### [Saved entries]
^^^^^^^^
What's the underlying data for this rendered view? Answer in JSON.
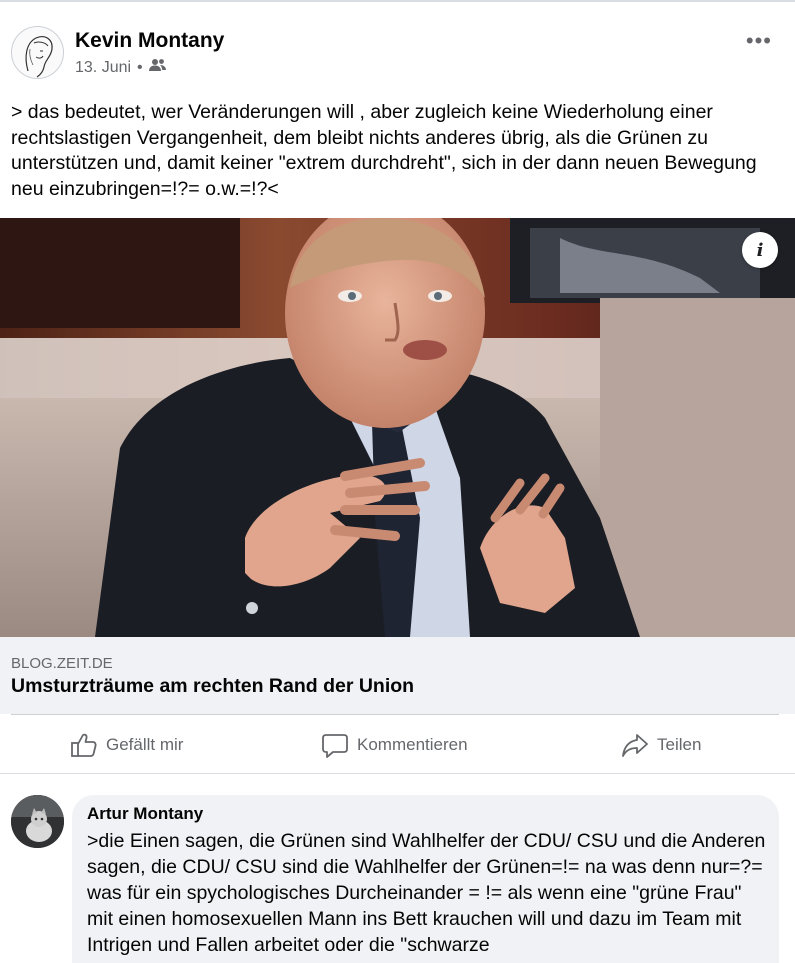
{
  "post": {
    "author": "Kevin Montany",
    "date": "13. Juni",
    "date_separator": "•",
    "audience_icon": "friends-icon",
    "more_label": "•••",
    "text": "> das bedeutet, wer Veränderungen will , aber zugleich keine Wiederholung einer rechtslastigen Vergangenheit, dem bleibt nichts anderes übrig, als die Grünen zu unterstützen und, damit keiner \"extrem durchdreht\", sich in der dann neuen Bewegung neu einzubringen=!?= o.w.=!?<"
  },
  "link": {
    "domain": "BLOG.ZEIT.DE",
    "title": "Umsturzträume am rechten Rand der Union",
    "info_label": "i"
  },
  "actions": {
    "like": "Gefällt mir",
    "comment": "Kommentieren",
    "share": "Teilen"
  },
  "comment": {
    "author": "Artur Montany",
    "text": ">die Einen sagen, die Grünen sind Wahlhelfer der CDU/ CSU und die Anderen sagen, die CDU/ CSU sind die Wahlhelfer der Grünen=!= na was denn nur=?= was für ein spychologisches  Durcheinander = != als wenn eine \"grüne Frau\" mit einen homosexuellen Mann ins Bett krauchen will und dazu im Team mit Intrigen und  Fallen arbeitet oder die \"schwarze"
  },
  "colors": {
    "text_primary": "#050505",
    "text_secondary": "#65676b",
    "card_bg": "#f0f2f5",
    "divider": "#ced0d4"
  }
}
^^^^^^^^
Each line above that holds the string "Montany" should be copied and shown.

### [Solution for this task]
    "author": "Kevin Montany",
    "author": "Artur Montany",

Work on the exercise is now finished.